## Stated goal
Repeat every line below exactly as it reads.

Collection entries

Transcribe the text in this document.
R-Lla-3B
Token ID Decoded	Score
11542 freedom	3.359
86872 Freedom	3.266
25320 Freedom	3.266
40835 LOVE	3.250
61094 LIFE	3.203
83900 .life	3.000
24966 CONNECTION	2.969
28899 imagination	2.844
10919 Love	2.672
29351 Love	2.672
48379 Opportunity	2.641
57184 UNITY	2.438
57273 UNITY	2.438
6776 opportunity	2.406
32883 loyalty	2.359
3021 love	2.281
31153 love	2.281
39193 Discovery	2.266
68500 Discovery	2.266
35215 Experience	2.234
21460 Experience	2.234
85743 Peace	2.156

## Completed exercise
Transcribe the text in this document.
R-Lla-3B
Token ID Decoded	Score
11542 freedom	3.359
86872 Freedom	3.266
25320 Freedom	3.266
40835 LOVE	3.250
61094 LIFE	3.203
83900 .life	3.000
24966 CONNECTION	2.969
28899 imagination	2.844
10919 Love	2.672
29351 Love	2.672
48379 Opportunity	2.641
57184 UNITY	2.438
57273 UNITY	2.438
6776 opportunity	2.406
32883 loyalty	2.359
3021 love	2.281
31153 love	2.281
39193 Discovery	2.266
68500 Discovery	2.266
35215 Experience	2.234
21460 Experience	2.234
85743 Peace	2.156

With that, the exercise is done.